### Short problem
Images are not part of the copy; transcribe all the data exactly.

-- start of Information shown --

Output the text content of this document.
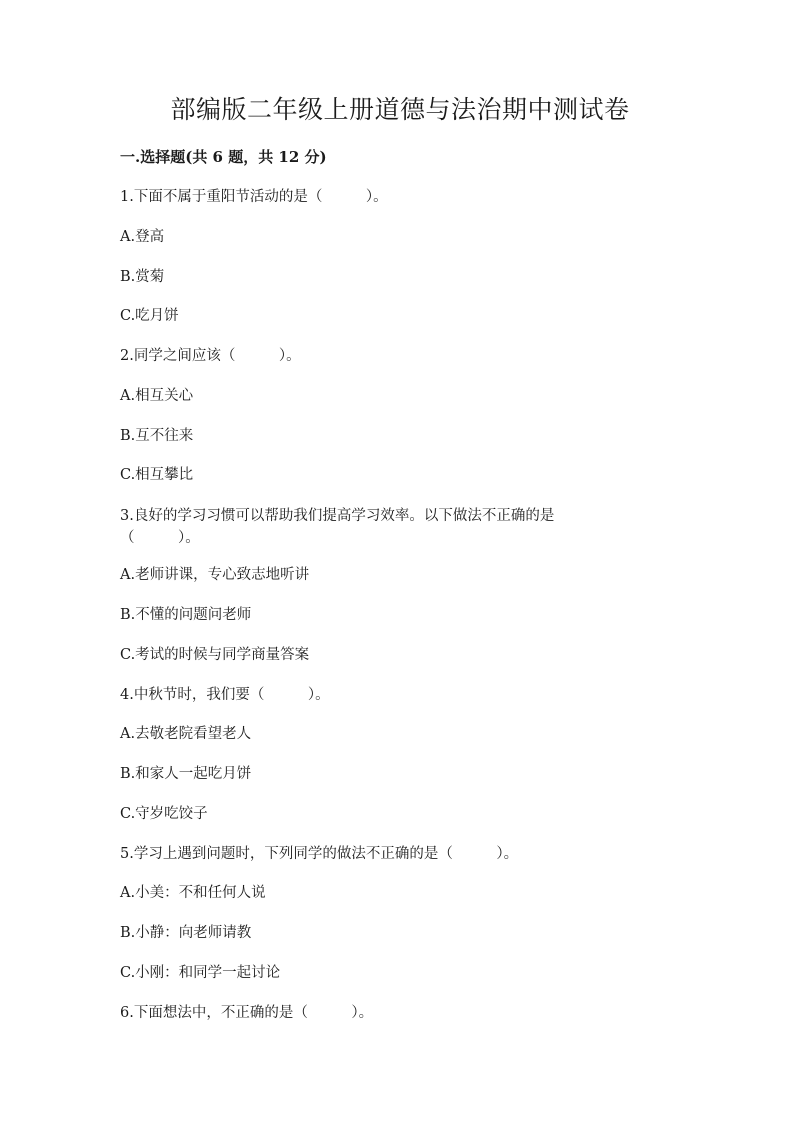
部编版二年级上册道德与法治期中测试卷
一.选择题(共 6 题，共 12 分)
1.下面不属于重阳节活动的是（　　　）。
A.登高
B.赏菊
C.吃月饼
2.同学之间应该（　　　）。
A.相互关心
B.互不往来
C.相互攀比
3.良好的学习习惯可以帮助我们提高学习效率。以下做法不正确的是（　　　）。
A.老师讲课，专心致志地听讲
B.不懂的问题问老师
C.考试的时候与同学商量答案
4.中秋节时，我们要（　　　）。
A.去敬老院看望老人
B.和家人一起吃月饼
C.守岁吃饺子
5.学习上遇到问题时，下列同学的做法不正确的是（　　　）。
A.小美：不和任何人说
B.小静：向老师请教
C.小刚：和同学一起讨论
6.下面想法中，不正确的是（　　　）。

-- end of Information shown --

### Correct output
Output the text content of this document.
部编版二年级上册道德与法治期中测试卷
一.选择题(共 6 题，共 12 分)
1.下面不属于重阳节活动的是（　　　）。
A.登高
B.赏菊
C.吃月饼
2.同学之间应该（　　　）。
A.相互关心
B.互不往来
C.相互攀比
3.良好的学习习惯可以帮助我们提高学习效率。以下做法不正确的是（　　　）。
A.老师讲课，专心致志地听讲
B.不懂的问题问老师
C.考试的时候与同学商量答案
4.中秋节时，我们要（　　　）。
A.去敬老院看望老人
B.和家人一起吃月饼
C.守岁吃饺子
5.学习上遇到问题时，下列同学的做法不正确的是（　　　）。
A.小美：不和任何人说
B.小静：向老师请教
C.小刚：和同学一起讨论
6.下面想法中，不正确的是（　　　）。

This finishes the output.